[What is asked]
Copy all lines below exactly as written. Leave pictures out.

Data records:
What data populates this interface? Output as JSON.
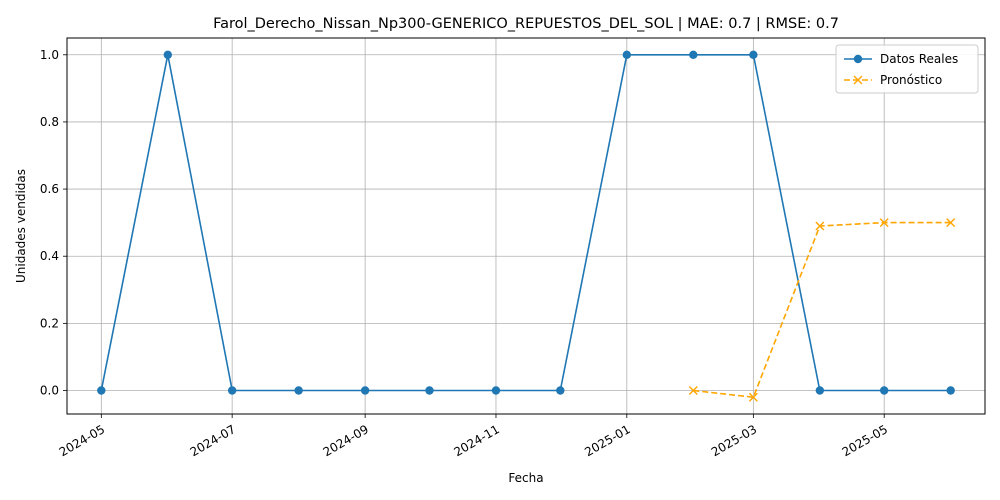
{
  "chart_data": {
    "type": "line",
    "title": "Farol_Derecho_Nissan_Np300-GENERICO_REPUESTOS_DEL_SOL | MAE: 0.7 | RMSE: 0.7",
    "xlabel": "Fecha",
    "ylabel": "Unidades vendidas",
    "x_axis": "date",
    "xlim": [
      "2024-04-15",
      "2025-06-17"
    ],
    "ylim": [
      -0.07,
      1.05
    ],
    "x_ticks": [
      "2024-05",
      "2024-07",
      "2024-09",
      "2024-11",
      "2025-01",
      "2025-03",
      "2025-05"
    ],
    "y_ticks": [
      "0.0",
      "0.2",
      "0.4",
      "0.6",
      "0.8",
      "1.0"
    ],
    "grid": true,
    "legend_position": "top-right",
    "series": [
      {
        "name": "Datos Reales",
        "color": "#1f77b4",
        "style": "solid",
        "marker": "circle",
        "x": [
          "2024-05-01",
          "2024-06-01",
          "2024-07-01",
          "2024-08-01",
          "2024-09-01",
          "2024-10-01",
          "2024-11-01",
          "2024-12-01",
          "2025-01-01",
          "2025-02-01",
          "2025-03-01",
          "2025-04-01",
          "2025-05-01",
          "2025-06-01"
        ],
        "y": [
          0,
          1,
          0,
          0,
          0,
          0,
          0,
          0,
          1,
          1,
          1,
          0,
          0,
          0
        ]
      },
      {
        "name": "Pronóstico",
        "color": "#ffa500",
        "style": "dashed",
        "marker": "x",
        "x": [
          "2025-02-01",
          "2025-03-01",
          "2025-04-01",
          "2025-05-01",
          "2025-06-01"
        ],
        "y": [
          0.0,
          -0.02,
          0.49,
          0.5,
          0.5
        ]
      }
    ]
  }
}
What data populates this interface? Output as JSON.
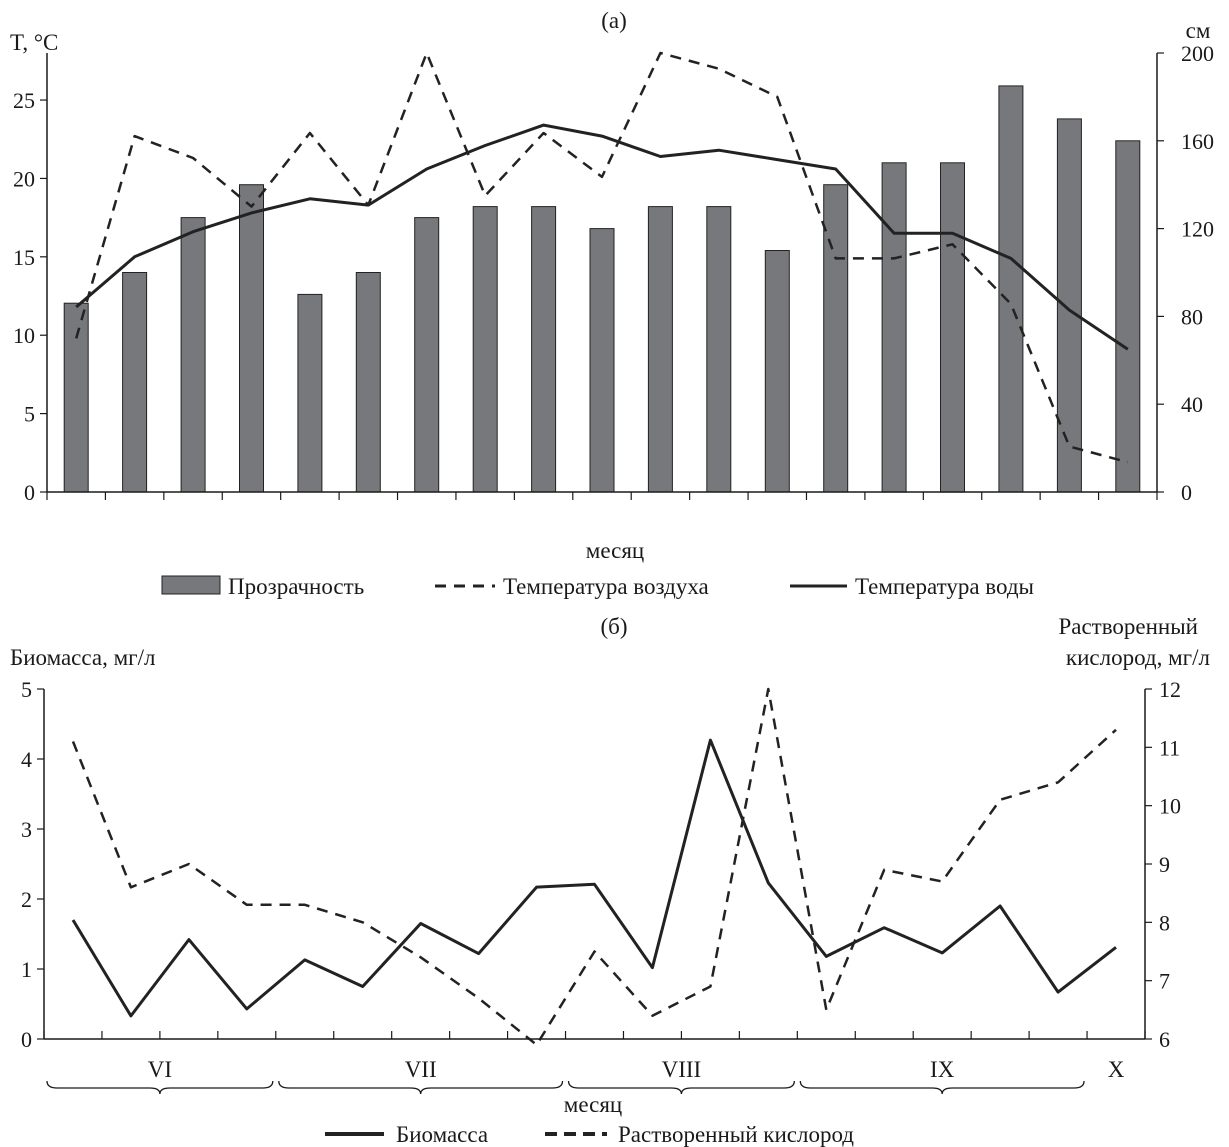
{
  "colors": {
    "bar": "#77787b",
    "line": "#222222",
    "axis": "#1a1a1a",
    "background": "#ffffff"
  },
  "chart_data": [
    {
      "panel": "(a)",
      "type": "bar+line",
      "title": "(а)",
      "xlabel": "месяц",
      "ylabel_left": "T, °C",
      "ylabel_right": "см",
      "ylim_left": [
        0,
        28
      ],
      "yticks_left": [
        "0",
        "5",
        "10",
        "15",
        "20",
        "25"
      ],
      "ylim_right": [
        0,
        200
      ],
      "yticks_right": [
        "0",
        "40",
        "80",
        "120",
        "160",
        "200"
      ],
      "grid": false,
      "legend_position": "bottom",
      "series": [
        {
          "name": "Прозрачность",
          "type": "bar",
          "axis": "right",
          "values": [
            86,
            100,
            125,
            140,
            90,
            100,
            125,
            130,
            130,
            120,
            130,
            130,
            110,
            140,
            150,
            150,
            185,
            170,
            160
          ]
        },
        {
          "name": "Температура воздуха",
          "type": "line",
          "style": "dashed",
          "axis": "left",
          "values": [
            9.8,
            22.7,
            21.3,
            18.2,
            22.9,
            18.3,
            28.0,
            18.9,
            22.9,
            20.1,
            28.0,
            27.0,
            25.2,
            14.9,
            14.9,
            15.8,
            12.0,
            2.9,
            1.9
          ]
        },
        {
          "name": "Температура воды",
          "type": "line",
          "style": "solid",
          "axis": "left",
          "values": [
            11.8,
            15.0,
            16.6,
            17.8,
            18.7,
            18.3,
            20.6,
            22.1,
            23.4,
            22.7,
            21.4,
            21.8,
            21.2,
            20.6,
            16.5,
            16.5,
            14.9,
            11.6,
            9.1
          ]
        }
      ]
    },
    {
      "panel": "(b)",
      "type": "line",
      "title": "(б)",
      "xlabel": "месяц",
      "ylabel_left": "Биомасса, мг/л",
      "ylabel_right_line1": "Растворенный",
      "ylabel_right_line2": "кислород, мг/л",
      "ylim_left": [
        0,
        5
      ],
      "yticks_left": [
        "0",
        "1",
        "2",
        "3",
        "4",
        "5"
      ],
      "ylim_right": [
        6,
        12
      ],
      "yticks_right": [
        "6",
        "7",
        "8",
        "9",
        "10",
        "11",
        "12"
      ],
      "months": [
        "VI",
        "VII",
        "VIII",
        "IX",
        "X"
      ],
      "grid": false,
      "legend_position": "bottom",
      "series": [
        {
          "name": "Биомасса",
          "style": "solid",
          "axis": "left",
          "values": [
            1.7,
            0.33,
            1.42,
            0.43,
            1.13,
            0.75,
            1.65,
            1.22,
            2.17,
            2.21,
            1.02,
            4.27,
            2.23,
            1.18,
            1.59,
            1.23,
            1.9,
            0.67,
            1.31
          ]
        },
        {
          "name": "Растворенный кислород",
          "style": "dashed",
          "axis": "right",
          "values": [
            11.1,
            8.6,
            9.0,
            8.3,
            8.3,
            8.0,
            7.4,
            6.7,
            5.9,
            7.5,
            6.4,
            6.9,
            12.0,
            6.5,
            8.9,
            8.7,
            10.1,
            10.4,
            11.3
          ]
        }
      ]
    }
  ]
}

[Written solution]
What data populates this interface? Output as JSON.
{
  "chart_data": {
    "type": "line",
    "title": "Farol_Derecho_Nissan_Np300-GENERICO_REPUESTOS_DEL_SOL | MAE: 0.7 | RMSE: 0.7",
    "xlabel": "Fecha",
    "ylabel": "Unidades vendidas",
    "x_axis": "date",
    "xlim": [
      "2024-04-15",
      "2025-06-17"
    ],
    "ylim": [
      -0.07,
      1.05
    ],
    "x_ticks": [
      "2024-05",
      "2024-07",
      "2024-09",
      "2024-11",
      "2025-01",
      "2025-03",
      "2025-05"
    ],
    "y_ticks": [
      "0.0",
      "0.2",
      "0.4",
      "0.6",
      "0.8",
      "1.0"
    ],
    "grid": true,
    "legend_position": "top-right",
    "series": [
      {
        "name": "Datos Reales",
        "color": "#1f77b4",
        "style": "solid",
        "marker": "circle",
        "x": [
          "2024-05-01",
          "2024-06-01",
          "2024-07-01",
          "2024-08-01",
          "2024-09-01",
          "2024-10-01",
          "2024-11-01",
          "2024-12-01",
          "2025-01-01",
          "2025-02-01",
          "2025-03-01",
          "2025-04-01",
          "2025-05-01",
          "2025-06-01"
        ],
        "y": [
          0,
          1,
          0,
          0,
          0,
          0,
          0,
          0,
          1,
          1,
          1,
          0,
          0,
          0
        ]
      },
      {
        "name": "Pronóstico",
        "color": "#ffa500",
        "style": "dashed",
        "marker": "x",
        "x": [
          "2025-02-01",
          "2025-03-01",
          "2025-04-01",
          "2025-05-01",
          "2025-06-01"
        ],
        "y": [
          0.0,
          -0.02,
          0.49,
          0.5,
          0.5
        ]
      }
    ]
  }
}
What data populates this interface? Output as JSON.
{
  "colors": {
    "bar": "#77787b",
    "line": "#222222",
    "axis": "#1a1a1a",
    "background": "#ffffff"
  },
  "chart_data": [
    {
      "panel": "(a)",
      "type": "bar+line",
      "title": "(а)",
      "xlabel": "месяц",
      "ylabel_left": "T, °C",
      "ylabel_right": "см",
      "ylim_left": [
        0,
        28
      ],
      "yticks_left": [
        "0",
        "5",
        "10",
        "15",
        "20",
        "25"
      ],
      "ylim_right": [
        0,
        200
      ],
      "yticks_right": [
        "0",
        "40",
        "80",
        "120",
        "160",
        "200"
      ],
      "grid": false,
      "legend_position": "bottom",
      "series": [
        {
          "name": "Прозрачность",
          "type": "bar",
          "axis": "right",
          "values": [
            86,
            100,
            125,
            140,
            90,
            100,
            125,
            130,
            130,
            120,
            130,
            130,
            110,
            140,
            150,
            150,
            185,
            170,
            160
          ]
        },
        {
          "name": "Температура воздуха",
          "type": "line",
          "style": "dashed",
          "axis": "left",
          "values": [
            9.8,
            22.7,
            21.3,
            18.2,
            22.9,
            18.3,
            28.0,
            18.9,
            22.9,
            20.1,
            28.0,
            27.0,
            25.2,
            14.9,
            14.9,
            15.8,
            12.0,
            2.9,
            1.9
          ]
        },
        {
          "name": "Температура воды",
          "type": "line",
          "style": "solid",
          "axis": "left",
          "values": [
            11.8,
            15.0,
            16.6,
            17.8,
            18.7,
            18.3,
            20.6,
            22.1,
            23.4,
            22.7,
            21.4,
            21.8,
            21.2,
            20.6,
            16.5,
            16.5,
            14.9,
            11.6,
            9.1
          ]
        }
      ]
    },
    {
      "panel": "(b)",
      "type": "line",
      "title": "(б)",
      "xlabel": "месяц",
      "ylabel_left": "Биомасса, мг/л",
      "ylabel_right_line1": "Растворенный",
      "ylabel_right_line2": "кислород, мг/л",
      "ylim_left": [
        0,
        5
      ],
      "yticks_left": [
        "0",
        "1",
        "2",
        "3",
        "4",
        "5"
      ],
      "ylim_right": [
        6,
        12
      ],
      "yticks_right": [
        "6",
        "7",
        "8",
        "9",
        "10",
        "11",
        "12"
      ],
      "months": [
        "VI",
        "VII",
        "VIII",
        "IX",
        "X"
      ],
      "grid": false,
      "legend_position": "bottom",
      "series": [
        {
          "name": "Биомасса",
          "style": "solid",
          "axis": "left",
          "values": [
            1.7,
            0.33,
            1.42,
            0.43,
            1.13,
            0.75,
            1.65,
            1.22,
            2.17,
            2.21,
            1.02,
            4.27,
            2.23,
            1.18,
            1.59,
            1.23,
            1.9,
            0.67,
            1.31
          ]
        },
        {
          "name": "Растворенный кислород",
          "style": "dashed",
          "axis": "right",
          "values": [
            11.1,
            8.6,
            9.0,
            8.3,
            8.3,
            8.0,
            7.4,
            6.7,
            5.9,
            7.5,
            6.4,
            6.9,
            12.0,
            6.5,
            8.9,
            8.7,
            10.1,
            10.4,
            11.3
          ]
        }
      ]
    }
  ]
}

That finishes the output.